**What you have to do**
Select each line where the word "values" appears.

━━ Listed records

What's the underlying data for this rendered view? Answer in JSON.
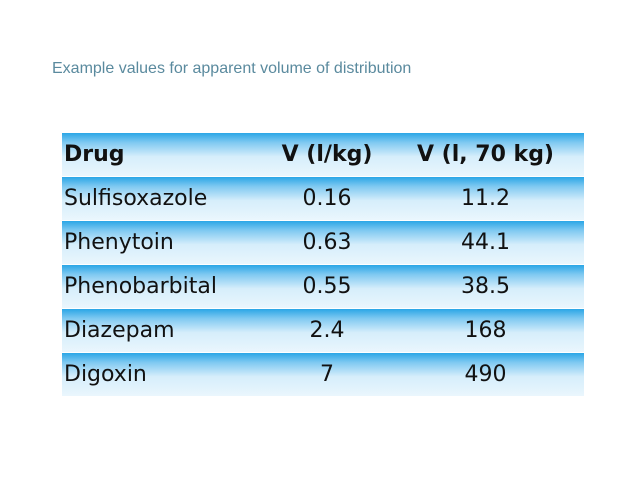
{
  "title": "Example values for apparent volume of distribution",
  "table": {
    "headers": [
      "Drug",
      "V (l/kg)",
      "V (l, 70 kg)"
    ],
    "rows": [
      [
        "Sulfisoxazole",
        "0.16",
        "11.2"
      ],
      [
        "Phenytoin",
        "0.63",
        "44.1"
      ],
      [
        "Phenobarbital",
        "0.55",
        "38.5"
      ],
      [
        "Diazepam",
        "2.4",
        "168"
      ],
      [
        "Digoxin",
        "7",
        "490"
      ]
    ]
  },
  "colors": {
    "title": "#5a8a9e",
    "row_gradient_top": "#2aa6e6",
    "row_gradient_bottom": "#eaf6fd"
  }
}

━━━━
━━ Listed records

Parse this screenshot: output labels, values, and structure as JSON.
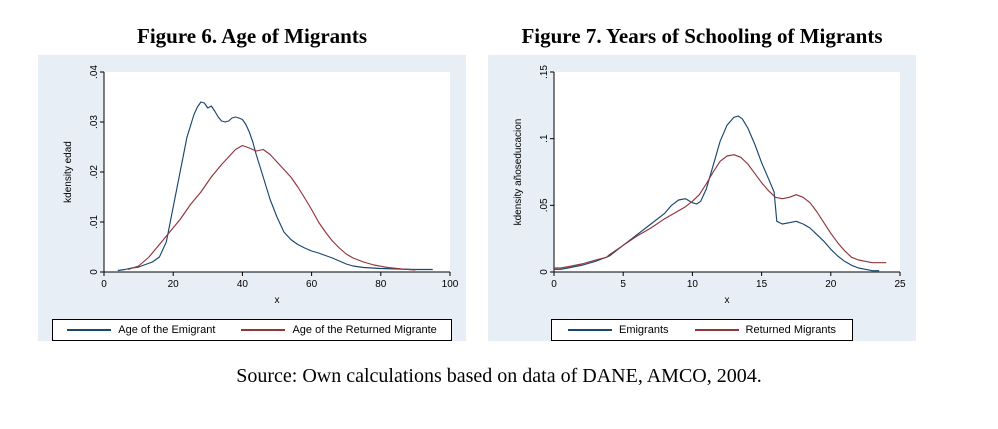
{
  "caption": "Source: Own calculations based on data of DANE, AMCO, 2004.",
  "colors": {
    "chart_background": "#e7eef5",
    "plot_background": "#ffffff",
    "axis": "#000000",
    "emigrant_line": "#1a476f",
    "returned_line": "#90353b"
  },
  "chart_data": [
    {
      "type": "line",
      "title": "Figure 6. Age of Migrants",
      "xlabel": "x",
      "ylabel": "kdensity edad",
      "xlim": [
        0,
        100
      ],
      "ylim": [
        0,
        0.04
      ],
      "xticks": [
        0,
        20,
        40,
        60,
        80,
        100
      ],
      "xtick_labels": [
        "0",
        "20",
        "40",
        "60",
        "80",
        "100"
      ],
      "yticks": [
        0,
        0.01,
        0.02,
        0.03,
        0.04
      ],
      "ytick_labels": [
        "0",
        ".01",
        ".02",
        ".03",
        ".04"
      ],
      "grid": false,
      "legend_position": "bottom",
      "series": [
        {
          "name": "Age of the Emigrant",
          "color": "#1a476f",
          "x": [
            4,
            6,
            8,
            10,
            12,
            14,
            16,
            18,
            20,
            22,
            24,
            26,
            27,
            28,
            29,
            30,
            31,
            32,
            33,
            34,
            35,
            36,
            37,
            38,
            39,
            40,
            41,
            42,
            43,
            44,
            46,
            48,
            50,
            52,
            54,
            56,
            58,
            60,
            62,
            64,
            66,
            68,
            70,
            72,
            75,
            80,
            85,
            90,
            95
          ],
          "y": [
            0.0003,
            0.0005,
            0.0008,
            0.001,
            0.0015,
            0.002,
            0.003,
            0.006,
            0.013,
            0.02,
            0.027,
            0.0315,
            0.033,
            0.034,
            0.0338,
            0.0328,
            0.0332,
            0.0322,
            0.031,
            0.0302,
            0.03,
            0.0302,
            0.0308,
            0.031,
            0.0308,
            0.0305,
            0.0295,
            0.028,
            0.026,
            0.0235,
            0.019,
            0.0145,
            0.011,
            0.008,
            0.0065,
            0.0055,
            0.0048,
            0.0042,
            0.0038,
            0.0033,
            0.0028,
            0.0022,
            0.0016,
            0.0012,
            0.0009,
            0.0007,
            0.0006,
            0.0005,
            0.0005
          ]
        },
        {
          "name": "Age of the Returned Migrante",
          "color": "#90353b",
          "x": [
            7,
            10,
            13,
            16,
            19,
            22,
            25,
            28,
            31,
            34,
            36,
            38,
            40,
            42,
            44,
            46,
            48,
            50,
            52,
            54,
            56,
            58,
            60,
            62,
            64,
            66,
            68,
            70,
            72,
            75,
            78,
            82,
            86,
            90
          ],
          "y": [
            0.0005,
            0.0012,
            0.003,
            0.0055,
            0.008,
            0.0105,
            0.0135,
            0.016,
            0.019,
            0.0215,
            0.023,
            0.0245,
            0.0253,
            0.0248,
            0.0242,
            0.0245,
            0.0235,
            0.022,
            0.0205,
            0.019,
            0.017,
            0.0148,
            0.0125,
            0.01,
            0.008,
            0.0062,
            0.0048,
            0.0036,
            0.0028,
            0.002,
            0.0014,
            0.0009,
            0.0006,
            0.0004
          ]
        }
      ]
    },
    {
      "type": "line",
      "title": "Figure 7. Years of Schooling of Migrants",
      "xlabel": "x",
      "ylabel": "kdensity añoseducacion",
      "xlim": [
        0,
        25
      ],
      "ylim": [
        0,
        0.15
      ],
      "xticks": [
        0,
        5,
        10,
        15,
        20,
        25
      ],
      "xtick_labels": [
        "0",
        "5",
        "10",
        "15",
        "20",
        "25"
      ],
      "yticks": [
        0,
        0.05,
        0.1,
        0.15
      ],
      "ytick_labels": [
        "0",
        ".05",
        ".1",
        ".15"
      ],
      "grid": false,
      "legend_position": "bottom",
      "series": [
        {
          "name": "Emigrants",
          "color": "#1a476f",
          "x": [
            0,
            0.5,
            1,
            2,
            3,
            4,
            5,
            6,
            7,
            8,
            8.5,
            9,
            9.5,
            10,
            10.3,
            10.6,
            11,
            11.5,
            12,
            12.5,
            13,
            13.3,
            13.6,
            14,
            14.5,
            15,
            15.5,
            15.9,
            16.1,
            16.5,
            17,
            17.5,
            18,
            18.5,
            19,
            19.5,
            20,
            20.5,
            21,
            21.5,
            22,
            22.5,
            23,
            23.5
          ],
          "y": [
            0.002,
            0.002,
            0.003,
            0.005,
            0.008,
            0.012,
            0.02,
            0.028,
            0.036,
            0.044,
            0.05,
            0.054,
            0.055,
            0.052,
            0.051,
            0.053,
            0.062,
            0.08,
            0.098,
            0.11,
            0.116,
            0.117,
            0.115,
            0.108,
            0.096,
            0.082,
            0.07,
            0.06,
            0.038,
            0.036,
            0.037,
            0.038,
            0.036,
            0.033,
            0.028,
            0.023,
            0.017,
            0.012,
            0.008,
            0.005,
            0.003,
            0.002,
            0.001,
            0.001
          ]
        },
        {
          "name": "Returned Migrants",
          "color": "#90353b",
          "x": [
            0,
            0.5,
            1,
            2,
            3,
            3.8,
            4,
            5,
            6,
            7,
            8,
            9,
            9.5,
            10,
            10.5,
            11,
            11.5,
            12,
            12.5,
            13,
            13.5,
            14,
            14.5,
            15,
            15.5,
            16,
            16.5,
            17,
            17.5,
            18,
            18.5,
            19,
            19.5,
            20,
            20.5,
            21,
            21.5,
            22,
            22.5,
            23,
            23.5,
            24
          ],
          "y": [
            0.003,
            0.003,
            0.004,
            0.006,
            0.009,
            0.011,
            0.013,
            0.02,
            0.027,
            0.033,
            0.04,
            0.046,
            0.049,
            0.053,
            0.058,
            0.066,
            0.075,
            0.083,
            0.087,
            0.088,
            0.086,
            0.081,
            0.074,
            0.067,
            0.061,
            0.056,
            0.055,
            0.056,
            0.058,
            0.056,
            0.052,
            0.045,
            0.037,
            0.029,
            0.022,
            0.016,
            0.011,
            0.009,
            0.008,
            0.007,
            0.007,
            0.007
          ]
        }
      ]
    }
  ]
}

━━━━
━━ Listed records

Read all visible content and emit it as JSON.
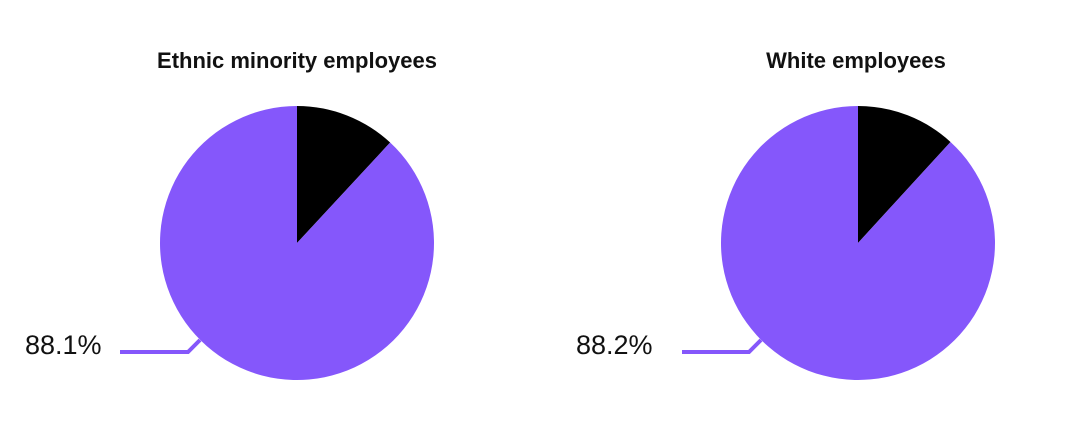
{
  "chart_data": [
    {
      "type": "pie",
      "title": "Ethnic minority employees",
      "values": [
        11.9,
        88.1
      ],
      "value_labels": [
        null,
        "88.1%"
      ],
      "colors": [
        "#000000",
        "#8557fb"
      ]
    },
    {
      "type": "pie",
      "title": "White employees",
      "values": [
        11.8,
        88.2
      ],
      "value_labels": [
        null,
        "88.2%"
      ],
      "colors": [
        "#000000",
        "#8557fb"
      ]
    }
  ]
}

━━━━

**Worked solution**
  "title": "Example values for apparent volume of distribution",
Parse this screenshot: output labels, values, and structure as JSON.
      "values": [
      "values": [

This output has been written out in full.